- [STATED TASK]:
Isolate every line in the data with the string "trung" and copy it.

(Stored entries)
=====
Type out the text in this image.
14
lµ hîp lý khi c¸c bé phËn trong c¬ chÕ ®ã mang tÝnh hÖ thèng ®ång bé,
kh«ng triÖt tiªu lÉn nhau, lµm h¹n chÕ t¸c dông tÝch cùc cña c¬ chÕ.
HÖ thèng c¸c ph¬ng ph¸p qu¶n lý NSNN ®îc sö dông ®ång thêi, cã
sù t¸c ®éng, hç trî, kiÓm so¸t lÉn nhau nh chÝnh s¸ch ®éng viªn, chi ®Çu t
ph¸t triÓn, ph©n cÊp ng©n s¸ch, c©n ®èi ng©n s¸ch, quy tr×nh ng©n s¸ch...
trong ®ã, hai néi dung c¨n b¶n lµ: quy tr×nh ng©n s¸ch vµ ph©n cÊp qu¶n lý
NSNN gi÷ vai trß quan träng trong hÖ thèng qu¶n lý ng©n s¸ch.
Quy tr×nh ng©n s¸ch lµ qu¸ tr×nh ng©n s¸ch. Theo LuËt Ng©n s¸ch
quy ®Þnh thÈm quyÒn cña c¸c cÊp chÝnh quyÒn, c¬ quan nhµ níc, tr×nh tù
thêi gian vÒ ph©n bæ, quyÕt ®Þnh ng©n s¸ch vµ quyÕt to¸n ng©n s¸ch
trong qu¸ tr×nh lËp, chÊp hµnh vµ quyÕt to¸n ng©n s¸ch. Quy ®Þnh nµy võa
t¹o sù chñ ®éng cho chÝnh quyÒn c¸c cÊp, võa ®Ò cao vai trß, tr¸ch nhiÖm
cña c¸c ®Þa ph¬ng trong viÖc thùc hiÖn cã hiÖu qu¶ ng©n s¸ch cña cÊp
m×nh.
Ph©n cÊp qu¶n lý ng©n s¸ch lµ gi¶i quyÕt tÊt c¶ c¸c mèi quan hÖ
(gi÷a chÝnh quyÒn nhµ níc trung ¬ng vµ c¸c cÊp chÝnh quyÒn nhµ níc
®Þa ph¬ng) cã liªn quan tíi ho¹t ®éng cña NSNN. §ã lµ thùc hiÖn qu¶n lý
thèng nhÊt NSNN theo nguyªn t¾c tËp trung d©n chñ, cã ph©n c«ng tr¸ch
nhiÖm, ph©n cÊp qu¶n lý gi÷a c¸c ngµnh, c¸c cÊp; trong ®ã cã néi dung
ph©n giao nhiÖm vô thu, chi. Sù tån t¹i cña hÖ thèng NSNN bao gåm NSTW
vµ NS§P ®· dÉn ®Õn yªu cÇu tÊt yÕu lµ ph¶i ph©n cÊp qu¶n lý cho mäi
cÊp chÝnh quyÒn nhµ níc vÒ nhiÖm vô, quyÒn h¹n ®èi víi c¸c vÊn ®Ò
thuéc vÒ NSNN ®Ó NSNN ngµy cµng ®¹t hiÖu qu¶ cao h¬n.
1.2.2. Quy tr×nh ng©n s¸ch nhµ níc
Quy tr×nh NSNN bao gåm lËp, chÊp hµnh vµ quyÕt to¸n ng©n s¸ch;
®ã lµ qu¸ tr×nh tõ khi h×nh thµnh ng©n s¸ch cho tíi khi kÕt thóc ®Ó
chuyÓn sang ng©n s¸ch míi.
=====
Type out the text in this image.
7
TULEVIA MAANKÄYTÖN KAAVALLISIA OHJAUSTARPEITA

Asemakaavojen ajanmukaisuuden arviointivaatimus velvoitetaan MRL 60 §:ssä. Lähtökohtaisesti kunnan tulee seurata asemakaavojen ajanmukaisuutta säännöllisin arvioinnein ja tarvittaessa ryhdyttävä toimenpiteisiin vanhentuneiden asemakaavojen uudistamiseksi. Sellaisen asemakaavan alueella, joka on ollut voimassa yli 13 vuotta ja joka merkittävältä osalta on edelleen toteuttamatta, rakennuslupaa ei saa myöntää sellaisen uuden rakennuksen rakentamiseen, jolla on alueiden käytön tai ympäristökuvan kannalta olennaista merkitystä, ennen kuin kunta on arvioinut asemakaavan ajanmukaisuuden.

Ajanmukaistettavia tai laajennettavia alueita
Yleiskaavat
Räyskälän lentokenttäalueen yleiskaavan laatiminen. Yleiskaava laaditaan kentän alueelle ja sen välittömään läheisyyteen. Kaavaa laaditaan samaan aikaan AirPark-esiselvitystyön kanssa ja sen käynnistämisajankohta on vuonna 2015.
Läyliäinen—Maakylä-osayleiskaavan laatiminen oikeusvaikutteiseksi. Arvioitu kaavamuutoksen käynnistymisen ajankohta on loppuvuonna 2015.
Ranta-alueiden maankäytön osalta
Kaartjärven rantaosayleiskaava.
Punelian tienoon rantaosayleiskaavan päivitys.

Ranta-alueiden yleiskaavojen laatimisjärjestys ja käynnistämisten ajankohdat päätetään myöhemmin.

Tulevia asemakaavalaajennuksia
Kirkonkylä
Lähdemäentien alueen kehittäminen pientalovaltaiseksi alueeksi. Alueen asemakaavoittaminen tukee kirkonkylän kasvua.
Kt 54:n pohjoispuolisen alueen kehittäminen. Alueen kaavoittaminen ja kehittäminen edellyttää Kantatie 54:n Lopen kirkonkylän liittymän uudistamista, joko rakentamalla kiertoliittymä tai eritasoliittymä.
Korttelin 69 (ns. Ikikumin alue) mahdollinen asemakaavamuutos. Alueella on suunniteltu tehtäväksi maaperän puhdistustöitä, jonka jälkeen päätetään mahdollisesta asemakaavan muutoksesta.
=====
- [ANSWER TO THE TASK]:
(gi÷a chÝnh quyÒn nhµ níc trung ¬ng vµ c¸c cÊp chÝnh quyÒn nhµ níc
thèng nhÊt NSNN theo nguyªn t¾c tËp trung d©n chñ, cã ph©n c«ng tr¸ch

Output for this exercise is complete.